I do not want to have to give any details other than just my correct mobile number, my incorrect mobile number, my  old SIM number and my new SIM number -- can also in an email give them the verbal password Orange callcentre staff ask me for when I spend a million years getting through to them.

I badly need some sort of customer service email! Not to rant or anything, just to explain the very unusual problem properly to someone who might have some sort of chance of understanding what to do ...

<grinds teeth with frustation>


----------



## dervish (Oct 29, 2013)

I'll have a look tomorrow for an address you can try.


----------



## William of Walworth (Oct 29, 2013)

Thanks!


----------



## dervish (Oct 30, 2013)

I think they have removed most of the addresses that used to work, the only one I can find internally is customer.care@ee.co.uk 

Found these through a google

You could try writing to them, 
Orange Correspondence Department
PO Box 10 
Patch Way 
Bristol 
BS32 4BQ

Or you have executive.office@orange.co.uk

Executive office telephone number 01707 315000


Or if you want to go straight to the top... 


Olaf Swantee CEO EE email olaf.swantee@ee.co.uk


----------



## William of Walworth (Oct 30, 2013)

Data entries

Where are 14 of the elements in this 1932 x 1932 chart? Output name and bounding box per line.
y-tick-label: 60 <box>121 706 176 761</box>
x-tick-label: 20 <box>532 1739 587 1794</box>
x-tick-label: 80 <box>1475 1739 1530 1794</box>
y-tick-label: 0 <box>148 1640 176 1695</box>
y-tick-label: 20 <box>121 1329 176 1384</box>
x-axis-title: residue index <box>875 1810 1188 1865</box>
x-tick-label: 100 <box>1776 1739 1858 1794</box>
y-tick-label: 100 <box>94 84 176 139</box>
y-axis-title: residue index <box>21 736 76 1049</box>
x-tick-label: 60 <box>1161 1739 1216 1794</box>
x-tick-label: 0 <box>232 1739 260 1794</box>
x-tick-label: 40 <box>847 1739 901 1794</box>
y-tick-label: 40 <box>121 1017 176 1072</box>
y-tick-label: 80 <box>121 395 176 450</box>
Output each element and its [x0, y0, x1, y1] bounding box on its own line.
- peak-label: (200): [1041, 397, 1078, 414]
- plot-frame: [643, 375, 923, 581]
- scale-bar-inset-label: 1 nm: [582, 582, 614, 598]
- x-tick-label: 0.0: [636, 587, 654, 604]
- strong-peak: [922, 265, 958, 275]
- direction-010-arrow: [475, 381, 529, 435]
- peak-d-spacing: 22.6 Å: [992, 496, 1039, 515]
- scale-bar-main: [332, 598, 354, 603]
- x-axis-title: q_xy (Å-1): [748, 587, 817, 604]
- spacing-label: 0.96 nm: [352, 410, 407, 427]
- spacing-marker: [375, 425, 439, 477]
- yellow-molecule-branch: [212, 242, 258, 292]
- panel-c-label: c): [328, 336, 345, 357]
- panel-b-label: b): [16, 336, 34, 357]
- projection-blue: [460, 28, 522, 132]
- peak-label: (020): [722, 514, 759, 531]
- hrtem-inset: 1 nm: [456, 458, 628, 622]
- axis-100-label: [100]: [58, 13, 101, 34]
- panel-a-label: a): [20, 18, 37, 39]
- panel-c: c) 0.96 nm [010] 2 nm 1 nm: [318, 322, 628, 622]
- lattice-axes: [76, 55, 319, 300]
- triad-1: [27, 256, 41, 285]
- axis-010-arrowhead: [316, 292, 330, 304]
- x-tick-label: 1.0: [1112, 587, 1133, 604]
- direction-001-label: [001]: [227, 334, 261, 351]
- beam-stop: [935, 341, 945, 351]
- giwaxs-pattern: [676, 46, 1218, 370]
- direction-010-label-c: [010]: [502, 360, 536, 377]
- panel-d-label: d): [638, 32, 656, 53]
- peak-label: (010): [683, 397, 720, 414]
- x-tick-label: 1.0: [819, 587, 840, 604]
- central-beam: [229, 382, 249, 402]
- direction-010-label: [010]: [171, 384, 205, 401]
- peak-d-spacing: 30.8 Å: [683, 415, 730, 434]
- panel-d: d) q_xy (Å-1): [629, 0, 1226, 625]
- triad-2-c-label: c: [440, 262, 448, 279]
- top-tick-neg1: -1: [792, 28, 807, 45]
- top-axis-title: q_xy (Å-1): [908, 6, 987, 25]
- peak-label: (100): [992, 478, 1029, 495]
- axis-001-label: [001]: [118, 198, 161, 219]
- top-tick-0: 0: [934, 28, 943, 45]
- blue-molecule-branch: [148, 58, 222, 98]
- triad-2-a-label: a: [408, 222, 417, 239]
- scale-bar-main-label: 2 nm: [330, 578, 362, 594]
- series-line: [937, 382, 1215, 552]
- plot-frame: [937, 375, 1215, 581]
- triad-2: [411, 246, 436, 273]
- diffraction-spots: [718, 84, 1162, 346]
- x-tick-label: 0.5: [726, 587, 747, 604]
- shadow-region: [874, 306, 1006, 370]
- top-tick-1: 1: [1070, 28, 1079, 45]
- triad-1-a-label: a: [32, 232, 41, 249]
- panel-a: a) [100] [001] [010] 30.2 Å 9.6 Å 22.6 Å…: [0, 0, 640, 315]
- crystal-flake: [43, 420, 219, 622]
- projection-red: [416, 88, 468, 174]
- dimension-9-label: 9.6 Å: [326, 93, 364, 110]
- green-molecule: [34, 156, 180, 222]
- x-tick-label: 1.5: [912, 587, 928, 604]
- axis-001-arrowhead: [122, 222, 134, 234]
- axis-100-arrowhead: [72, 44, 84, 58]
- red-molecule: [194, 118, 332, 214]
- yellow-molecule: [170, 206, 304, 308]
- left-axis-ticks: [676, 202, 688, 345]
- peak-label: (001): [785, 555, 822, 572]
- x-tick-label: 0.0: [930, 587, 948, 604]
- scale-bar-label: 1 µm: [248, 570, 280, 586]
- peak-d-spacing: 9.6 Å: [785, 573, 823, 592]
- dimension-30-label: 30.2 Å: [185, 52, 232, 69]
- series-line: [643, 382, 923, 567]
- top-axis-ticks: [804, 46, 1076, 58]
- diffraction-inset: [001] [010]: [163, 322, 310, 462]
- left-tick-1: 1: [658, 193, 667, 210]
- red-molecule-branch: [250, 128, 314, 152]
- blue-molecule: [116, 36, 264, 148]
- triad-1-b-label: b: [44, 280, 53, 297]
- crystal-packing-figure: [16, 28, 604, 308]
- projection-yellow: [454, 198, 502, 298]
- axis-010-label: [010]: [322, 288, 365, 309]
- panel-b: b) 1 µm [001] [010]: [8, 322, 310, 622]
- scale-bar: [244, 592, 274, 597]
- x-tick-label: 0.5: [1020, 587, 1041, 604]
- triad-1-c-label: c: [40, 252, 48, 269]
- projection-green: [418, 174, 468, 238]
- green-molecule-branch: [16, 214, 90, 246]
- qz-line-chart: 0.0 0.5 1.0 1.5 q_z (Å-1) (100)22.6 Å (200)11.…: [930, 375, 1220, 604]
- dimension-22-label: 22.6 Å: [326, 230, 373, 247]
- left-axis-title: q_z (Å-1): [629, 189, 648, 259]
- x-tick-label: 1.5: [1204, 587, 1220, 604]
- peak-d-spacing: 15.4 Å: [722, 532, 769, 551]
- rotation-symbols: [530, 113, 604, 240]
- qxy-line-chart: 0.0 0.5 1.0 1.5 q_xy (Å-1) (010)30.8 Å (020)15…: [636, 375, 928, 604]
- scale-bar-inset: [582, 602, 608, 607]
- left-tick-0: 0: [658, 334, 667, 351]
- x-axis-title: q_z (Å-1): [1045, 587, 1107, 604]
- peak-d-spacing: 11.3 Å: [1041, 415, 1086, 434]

■ **What you should do**
Please copy the forum thread again, starting with "I do not want" and going on through "dervish (Oct 29, 2013)", and swap "mobile" for "cell" wherever it occurs.

■ **Solution**
I do not want to have to give any details other than just my correct cell number, my incorrect cell number, my  old SIM number and my new SIM number -- can also in an email give them the verbal password Orange callcentre staff ask me for when I spend a million years getting through to them.

I badly need some sort of customer service email! Not to rant or anything, just to explain the very unusual problem properly to someone who might have some sort of chance of understanding what to do ...

<grinds teeth with frustation>


----------



## dervish (Oct 29, 2013)